Exercise objective — Exclude the pictures, then copy all remaining records exactly.

Items —
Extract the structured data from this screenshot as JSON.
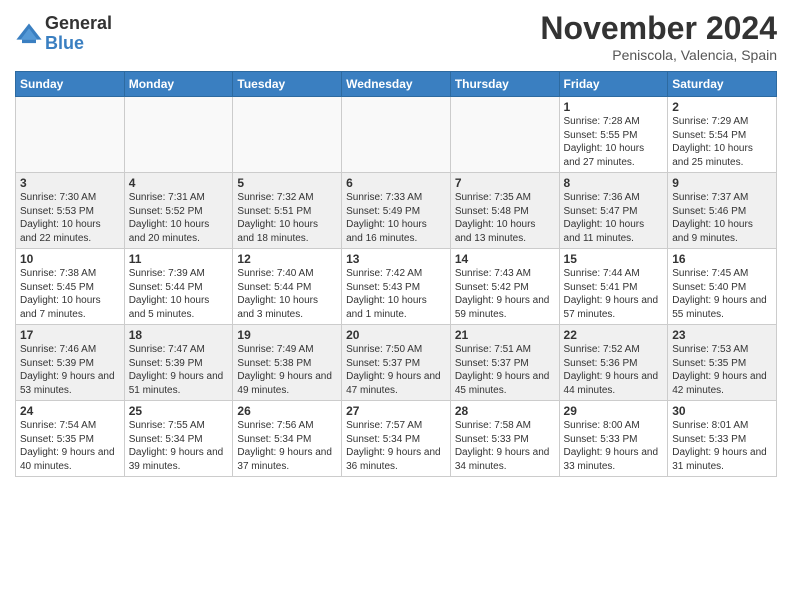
{
  "logo": {
    "general": "General",
    "blue": "Blue"
  },
  "header": {
    "month": "November 2024",
    "location": "Peniscola, Valencia, Spain"
  },
  "weekdays": [
    "Sunday",
    "Monday",
    "Tuesday",
    "Wednesday",
    "Thursday",
    "Friday",
    "Saturday"
  ],
  "weeks": [
    [
      {
        "day": "",
        "info": ""
      },
      {
        "day": "",
        "info": ""
      },
      {
        "day": "",
        "info": ""
      },
      {
        "day": "",
        "info": ""
      },
      {
        "day": "",
        "info": ""
      },
      {
        "day": "1",
        "info": "Sunrise: 7:28 AM\nSunset: 5:55 PM\nDaylight: 10 hours and 27 minutes."
      },
      {
        "day": "2",
        "info": "Sunrise: 7:29 AM\nSunset: 5:54 PM\nDaylight: 10 hours and 25 minutes."
      }
    ],
    [
      {
        "day": "3",
        "info": "Sunrise: 7:30 AM\nSunset: 5:53 PM\nDaylight: 10 hours and 22 minutes."
      },
      {
        "day": "4",
        "info": "Sunrise: 7:31 AM\nSunset: 5:52 PM\nDaylight: 10 hours and 20 minutes."
      },
      {
        "day": "5",
        "info": "Sunrise: 7:32 AM\nSunset: 5:51 PM\nDaylight: 10 hours and 18 minutes."
      },
      {
        "day": "6",
        "info": "Sunrise: 7:33 AM\nSunset: 5:49 PM\nDaylight: 10 hours and 16 minutes."
      },
      {
        "day": "7",
        "info": "Sunrise: 7:35 AM\nSunset: 5:48 PM\nDaylight: 10 hours and 13 minutes."
      },
      {
        "day": "8",
        "info": "Sunrise: 7:36 AM\nSunset: 5:47 PM\nDaylight: 10 hours and 11 minutes."
      },
      {
        "day": "9",
        "info": "Sunrise: 7:37 AM\nSunset: 5:46 PM\nDaylight: 10 hours and 9 minutes."
      }
    ],
    [
      {
        "day": "10",
        "info": "Sunrise: 7:38 AM\nSunset: 5:45 PM\nDaylight: 10 hours and 7 minutes."
      },
      {
        "day": "11",
        "info": "Sunrise: 7:39 AM\nSunset: 5:44 PM\nDaylight: 10 hours and 5 minutes."
      },
      {
        "day": "12",
        "info": "Sunrise: 7:40 AM\nSunset: 5:44 PM\nDaylight: 10 hours and 3 minutes."
      },
      {
        "day": "13",
        "info": "Sunrise: 7:42 AM\nSunset: 5:43 PM\nDaylight: 10 hours and 1 minute."
      },
      {
        "day": "14",
        "info": "Sunrise: 7:43 AM\nSunset: 5:42 PM\nDaylight: 9 hours and 59 minutes."
      },
      {
        "day": "15",
        "info": "Sunrise: 7:44 AM\nSunset: 5:41 PM\nDaylight: 9 hours and 57 minutes."
      },
      {
        "day": "16",
        "info": "Sunrise: 7:45 AM\nSunset: 5:40 PM\nDaylight: 9 hours and 55 minutes."
      }
    ],
    [
      {
        "day": "17",
        "info": "Sunrise: 7:46 AM\nSunset: 5:39 PM\nDaylight: 9 hours and 53 minutes."
      },
      {
        "day": "18",
        "info": "Sunrise: 7:47 AM\nSunset: 5:39 PM\nDaylight: 9 hours and 51 minutes."
      },
      {
        "day": "19",
        "info": "Sunrise: 7:49 AM\nSunset: 5:38 PM\nDaylight: 9 hours and 49 minutes."
      },
      {
        "day": "20",
        "info": "Sunrise: 7:50 AM\nSunset: 5:37 PM\nDaylight: 9 hours and 47 minutes."
      },
      {
        "day": "21",
        "info": "Sunrise: 7:51 AM\nSunset: 5:37 PM\nDaylight: 9 hours and 45 minutes."
      },
      {
        "day": "22",
        "info": "Sunrise: 7:52 AM\nSunset: 5:36 PM\nDaylight: 9 hours and 44 minutes."
      },
      {
        "day": "23",
        "info": "Sunrise: 7:53 AM\nSunset: 5:35 PM\nDaylight: 9 hours and 42 minutes."
      }
    ],
    [
      {
        "day": "24",
        "info": "Sunrise: 7:54 AM\nSunset: 5:35 PM\nDaylight: 9 hours and 40 minutes."
      },
      {
        "day": "25",
        "info": "Sunrise: 7:55 AM\nSunset: 5:34 PM\nDaylight: 9 hours and 39 minutes."
      },
      {
        "day": "26",
        "info": "Sunrise: 7:56 AM\nSunset: 5:34 PM\nDaylight: 9 hours and 37 minutes."
      },
      {
        "day": "27",
        "info": "Sunrise: 7:57 AM\nSunset: 5:34 PM\nDaylight: 9 hours and 36 minutes."
      },
      {
        "day": "28",
        "info": "Sunrise: 7:58 AM\nSunset: 5:33 PM\nDaylight: 9 hours and 34 minutes."
      },
      {
        "day": "29",
        "info": "Sunrise: 8:00 AM\nSunset: 5:33 PM\nDaylight: 9 hours and 33 minutes."
      },
      {
        "day": "30",
        "info": "Sunrise: 8:01 AM\nSunset: 5:33 PM\nDaylight: 9 hours and 31 minutes."
      }
    ]
  ]
}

Task result —
Extract the structured data from this screenshot as JSON.
{
  "logo": {
    "general": "General",
    "blue": "Blue"
  },
  "header": {
    "month": "November 2024",
    "location": "Peniscola, Valencia, Spain"
  },
  "weekdays": [
    "Sunday",
    "Monday",
    "Tuesday",
    "Wednesday",
    "Thursday",
    "Friday",
    "Saturday"
  ],
  "weeks": [
    [
      {
        "day": "",
        "info": ""
      },
      {
        "day": "",
        "info": ""
      },
      {
        "day": "",
        "info": ""
      },
      {
        "day": "",
        "info": ""
      },
      {
        "day": "",
        "info": ""
      },
      {
        "day": "1",
        "info": "Sunrise: 7:28 AM\nSunset: 5:55 PM\nDaylight: 10 hours and 27 minutes."
      },
      {
        "day": "2",
        "info": "Sunrise: 7:29 AM\nSunset: 5:54 PM\nDaylight: 10 hours and 25 minutes."
      }
    ],
    [
      {
        "day": "3",
        "info": "Sunrise: 7:30 AM\nSunset: 5:53 PM\nDaylight: 10 hours and 22 minutes."
      },
      {
        "day": "4",
        "info": "Sunrise: 7:31 AM\nSunset: 5:52 PM\nDaylight: 10 hours and 20 minutes."
      },
      {
        "day": "5",
        "info": "Sunrise: 7:32 AM\nSunset: 5:51 PM\nDaylight: 10 hours and 18 minutes."
      },
      {
        "day": "6",
        "info": "Sunrise: 7:33 AM\nSunset: 5:49 PM\nDaylight: 10 hours and 16 minutes."
      },
      {
        "day": "7",
        "info": "Sunrise: 7:35 AM\nSunset: 5:48 PM\nDaylight: 10 hours and 13 minutes."
      },
      {
        "day": "8",
        "info": "Sunrise: 7:36 AM\nSunset: 5:47 PM\nDaylight: 10 hours and 11 minutes."
      },
      {
        "day": "9",
        "info": "Sunrise: 7:37 AM\nSunset: 5:46 PM\nDaylight: 10 hours and 9 minutes."
      }
    ],
    [
      {
        "day": "10",
        "info": "Sunrise: 7:38 AM\nSunset: 5:45 PM\nDaylight: 10 hours and 7 minutes."
      },
      {
        "day": "11",
        "info": "Sunrise: 7:39 AM\nSunset: 5:44 PM\nDaylight: 10 hours and 5 minutes."
      },
      {
        "day": "12",
        "info": "Sunrise: 7:40 AM\nSunset: 5:44 PM\nDaylight: 10 hours and 3 minutes."
      },
      {
        "day": "13",
        "info": "Sunrise: 7:42 AM\nSunset: 5:43 PM\nDaylight: 10 hours and 1 minute."
      },
      {
        "day": "14",
        "info": "Sunrise: 7:43 AM\nSunset: 5:42 PM\nDaylight: 9 hours and 59 minutes."
      },
      {
        "day": "15",
        "info": "Sunrise: 7:44 AM\nSunset: 5:41 PM\nDaylight: 9 hours and 57 minutes."
      },
      {
        "day": "16",
        "info": "Sunrise: 7:45 AM\nSunset: 5:40 PM\nDaylight: 9 hours and 55 minutes."
      }
    ],
    [
      {
        "day": "17",
        "info": "Sunrise: 7:46 AM\nSunset: 5:39 PM\nDaylight: 9 hours and 53 minutes."
      },
      {
        "day": "18",
        "info": "Sunrise: 7:47 AM\nSunset: 5:39 PM\nDaylight: 9 hours and 51 minutes."
      },
      {
        "day": "19",
        "info": "Sunrise: 7:49 AM\nSunset: 5:38 PM\nDaylight: 9 hours and 49 minutes."
      },
      {
        "day": "20",
        "info": "Sunrise: 7:50 AM\nSunset: 5:37 PM\nDaylight: 9 hours and 47 minutes."
      },
      {
        "day": "21",
        "info": "Sunrise: 7:51 AM\nSunset: 5:37 PM\nDaylight: 9 hours and 45 minutes."
      },
      {
        "day": "22",
        "info": "Sunrise: 7:52 AM\nSunset: 5:36 PM\nDaylight: 9 hours and 44 minutes."
      },
      {
        "day": "23",
        "info": "Sunrise: 7:53 AM\nSunset: 5:35 PM\nDaylight: 9 hours and 42 minutes."
      }
    ],
    [
      {
        "day": "24",
        "info": "Sunrise: 7:54 AM\nSunset: 5:35 PM\nDaylight: 9 hours and 40 minutes."
      },
      {
        "day": "25",
        "info": "Sunrise: 7:55 AM\nSunset: 5:34 PM\nDaylight: 9 hours and 39 minutes."
      },
      {
        "day": "26",
        "info": "Sunrise: 7:56 AM\nSunset: 5:34 PM\nDaylight: 9 hours and 37 minutes."
      },
      {
        "day": "27",
        "info": "Sunrise: 7:57 AM\nSunset: 5:34 PM\nDaylight: 9 hours and 36 minutes."
      },
      {
        "day": "28",
        "info": "Sunrise: 7:58 AM\nSunset: 5:33 PM\nDaylight: 9 hours and 34 minutes."
      },
      {
        "day": "29",
        "info": "Sunrise: 8:00 AM\nSunset: 5:33 PM\nDaylight: 9 hours and 33 minutes."
      },
      {
        "day": "30",
        "info": "Sunrise: 8:01 AM\nSunset: 5:33 PM\nDaylight: 9 hours and 31 minutes."
      }
    ]
  ]
}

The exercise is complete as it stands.